• [SUPPLIED MATERIAL]:
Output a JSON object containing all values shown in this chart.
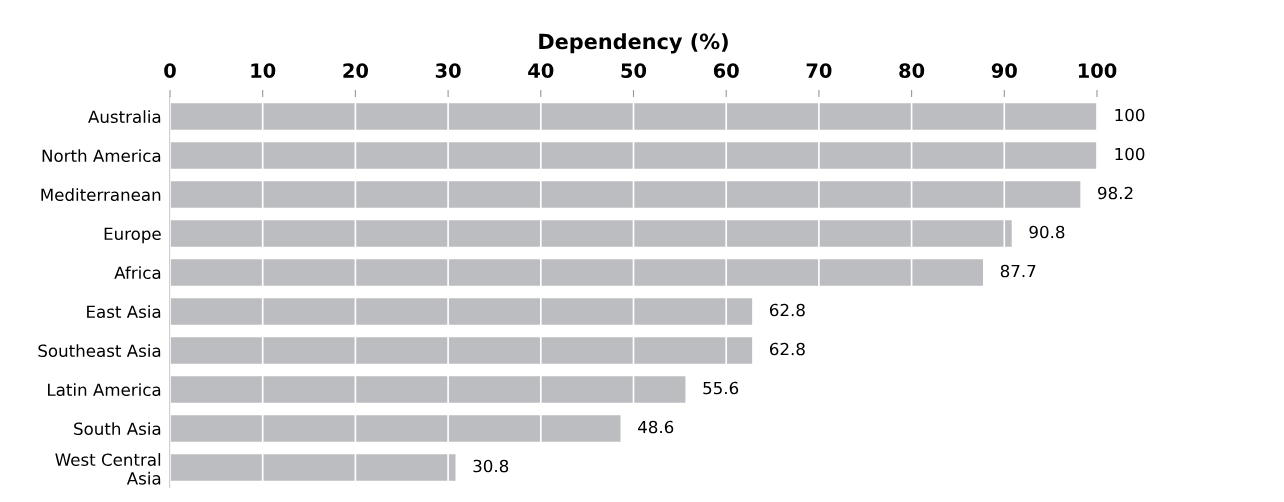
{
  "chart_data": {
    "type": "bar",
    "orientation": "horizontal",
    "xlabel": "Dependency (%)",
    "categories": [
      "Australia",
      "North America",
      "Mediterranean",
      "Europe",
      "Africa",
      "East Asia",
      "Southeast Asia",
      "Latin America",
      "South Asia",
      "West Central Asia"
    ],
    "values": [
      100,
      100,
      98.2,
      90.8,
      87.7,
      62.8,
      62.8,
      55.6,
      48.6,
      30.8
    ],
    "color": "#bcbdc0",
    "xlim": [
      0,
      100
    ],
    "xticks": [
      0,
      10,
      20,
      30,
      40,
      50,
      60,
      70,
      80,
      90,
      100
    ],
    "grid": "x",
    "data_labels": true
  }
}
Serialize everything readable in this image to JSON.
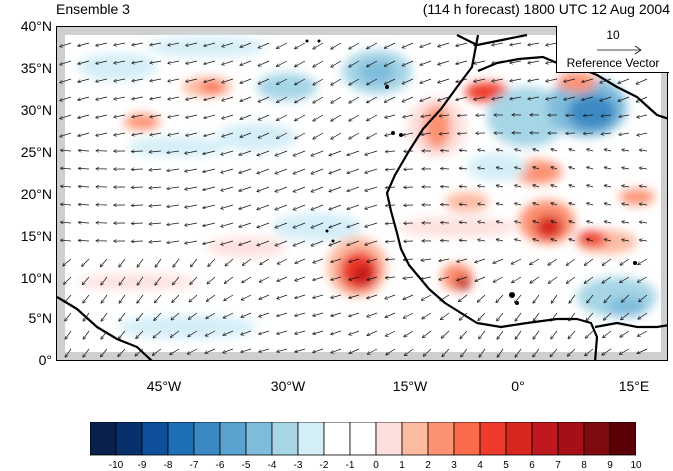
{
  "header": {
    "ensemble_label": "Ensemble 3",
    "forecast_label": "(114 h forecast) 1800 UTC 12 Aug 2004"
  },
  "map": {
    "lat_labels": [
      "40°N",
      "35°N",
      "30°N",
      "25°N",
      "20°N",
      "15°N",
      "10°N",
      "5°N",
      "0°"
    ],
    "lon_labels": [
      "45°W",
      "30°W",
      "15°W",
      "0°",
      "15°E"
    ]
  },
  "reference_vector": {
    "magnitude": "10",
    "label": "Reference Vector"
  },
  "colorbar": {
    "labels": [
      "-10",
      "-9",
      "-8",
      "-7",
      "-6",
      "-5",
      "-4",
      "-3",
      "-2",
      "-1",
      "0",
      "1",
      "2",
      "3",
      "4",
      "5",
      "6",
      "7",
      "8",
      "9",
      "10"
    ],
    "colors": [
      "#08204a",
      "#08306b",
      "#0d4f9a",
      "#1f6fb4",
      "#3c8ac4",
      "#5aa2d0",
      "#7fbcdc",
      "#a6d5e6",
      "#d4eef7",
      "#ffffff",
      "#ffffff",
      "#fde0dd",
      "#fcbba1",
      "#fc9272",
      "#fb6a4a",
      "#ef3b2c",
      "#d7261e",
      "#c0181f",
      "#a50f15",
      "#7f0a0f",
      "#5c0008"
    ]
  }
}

• [GOAL OF THE EXERCISE]: Ignore the images and quote every line of the listing exactly.

• [REPLY]:
Output a JSON object containing all values shown in this chart.
{
  "chart_data": {
    "type": "bar",
    "orientation": "horizontal",
    "xlabel": "Dependency (%)",
    "categories": [
      "Australia",
      "North America",
      "Mediterranean",
      "Europe",
      "Africa",
      "East Asia",
      "Southeast Asia",
      "Latin America",
      "South Asia",
      "West Central Asia"
    ],
    "values": [
      100,
      100,
      98.2,
      90.8,
      87.7,
      62.8,
      62.8,
      55.6,
      48.6,
      30.8
    ],
    "color": "#bcbdc0",
    "xlim": [
      0,
      100
    ],
    "xticks": [
      0,
      10,
      20,
      30,
      40,
      50,
      60,
      70,
      80,
      90,
      100
    ],
    "grid": "x",
    "data_labels": true
  }
}
Serialize everything readable in this image to JSON.
{
  "header": {
    "ensemble_label": "Ensemble 3",
    "forecast_label": "(114 h forecast) 1800 UTC 12 Aug 2004"
  },
  "map": {
    "lat_labels": [
      "40°N",
      "35°N",
      "30°N",
      "25°N",
      "20°N",
      "15°N",
      "10°N",
      "5°N",
      "0°"
    ],
    "lon_labels": [
      "45°W",
      "30°W",
      "15°W",
      "0°",
      "15°E"
    ]
  },
  "reference_vector": {
    "magnitude": "10",
    "label": "Reference Vector"
  },
  "colorbar": {
    "labels": [
      "-10",
      "-9",
      "-8",
      "-7",
      "-6",
      "-5",
      "-4",
      "-3",
      "-2",
      "-1",
      "0",
      "1",
      "2",
      "3",
      "4",
      "5",
      "6",
      "7",
      "8",
      "9",
      "10"
    ],
    "colors": [
      "#08204a",
      "#08306b",
      "#0d4f9a",
      "#1f6fb4",
      "#3c8ac4",
      "#5aa2d0",
      "#7fbcdc",
      "#a6d5e6",
      "#d4eef7",
      "#ffffff",
      "#ffffff",
      "#fde0dd",
      "#fcbba1",
      "#fc9272",
      "#fb6a4a",
      "#ef3b2c",
      "#d7261e",
      "#c0181f",
      "#a50f15",
      "#7f0a0f",
      "#5c0008"
    ]
  }
}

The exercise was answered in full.